**Aim of the task:** Tally the lines that contain "黒人石油王のパパ活日誌" and report the total alone.

Lines of data

——

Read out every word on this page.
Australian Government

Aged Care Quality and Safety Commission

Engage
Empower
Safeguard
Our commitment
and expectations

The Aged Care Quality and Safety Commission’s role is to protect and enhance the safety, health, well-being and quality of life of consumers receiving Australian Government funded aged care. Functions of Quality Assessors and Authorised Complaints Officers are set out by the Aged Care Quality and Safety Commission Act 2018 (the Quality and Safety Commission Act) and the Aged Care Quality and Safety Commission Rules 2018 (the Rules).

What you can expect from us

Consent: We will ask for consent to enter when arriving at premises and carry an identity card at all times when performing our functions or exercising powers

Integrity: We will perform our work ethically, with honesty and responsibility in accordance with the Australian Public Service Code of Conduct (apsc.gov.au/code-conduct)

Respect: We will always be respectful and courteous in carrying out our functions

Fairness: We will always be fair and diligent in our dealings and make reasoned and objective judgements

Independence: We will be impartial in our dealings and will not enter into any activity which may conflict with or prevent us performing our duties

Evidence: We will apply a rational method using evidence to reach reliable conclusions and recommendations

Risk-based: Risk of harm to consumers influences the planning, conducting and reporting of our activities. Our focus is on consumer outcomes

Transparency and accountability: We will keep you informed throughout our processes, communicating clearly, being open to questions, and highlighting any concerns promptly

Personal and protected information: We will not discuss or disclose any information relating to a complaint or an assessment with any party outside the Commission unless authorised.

——

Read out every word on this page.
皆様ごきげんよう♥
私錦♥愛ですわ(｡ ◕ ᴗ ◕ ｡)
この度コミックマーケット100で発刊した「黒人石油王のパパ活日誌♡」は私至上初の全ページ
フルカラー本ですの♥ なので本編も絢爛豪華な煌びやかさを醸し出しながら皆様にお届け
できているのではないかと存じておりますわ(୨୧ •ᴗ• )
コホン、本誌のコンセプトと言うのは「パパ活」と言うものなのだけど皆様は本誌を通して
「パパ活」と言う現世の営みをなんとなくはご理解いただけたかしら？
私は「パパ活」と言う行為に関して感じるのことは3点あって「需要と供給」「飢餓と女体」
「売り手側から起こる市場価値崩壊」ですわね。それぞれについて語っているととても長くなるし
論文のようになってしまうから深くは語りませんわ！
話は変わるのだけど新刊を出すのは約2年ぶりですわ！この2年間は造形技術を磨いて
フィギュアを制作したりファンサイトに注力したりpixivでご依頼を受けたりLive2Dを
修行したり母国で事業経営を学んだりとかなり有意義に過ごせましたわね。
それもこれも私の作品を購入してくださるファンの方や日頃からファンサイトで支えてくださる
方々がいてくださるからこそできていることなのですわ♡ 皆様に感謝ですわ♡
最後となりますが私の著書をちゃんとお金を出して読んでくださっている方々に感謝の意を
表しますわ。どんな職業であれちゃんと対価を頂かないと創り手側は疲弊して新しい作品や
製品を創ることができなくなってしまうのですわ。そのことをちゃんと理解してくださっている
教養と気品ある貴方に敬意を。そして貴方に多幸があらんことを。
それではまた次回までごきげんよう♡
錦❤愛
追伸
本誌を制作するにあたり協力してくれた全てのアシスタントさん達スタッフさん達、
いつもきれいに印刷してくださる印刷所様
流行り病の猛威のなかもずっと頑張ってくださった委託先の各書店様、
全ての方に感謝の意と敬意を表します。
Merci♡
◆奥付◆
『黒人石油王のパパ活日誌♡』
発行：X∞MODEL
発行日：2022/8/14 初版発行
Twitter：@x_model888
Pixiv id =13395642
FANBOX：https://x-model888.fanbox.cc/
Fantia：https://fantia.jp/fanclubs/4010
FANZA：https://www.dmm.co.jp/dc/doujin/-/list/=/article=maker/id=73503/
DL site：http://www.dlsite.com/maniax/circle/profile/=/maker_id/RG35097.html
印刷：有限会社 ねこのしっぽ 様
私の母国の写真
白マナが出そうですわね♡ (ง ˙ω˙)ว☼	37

——

**Result of the exercise:** 2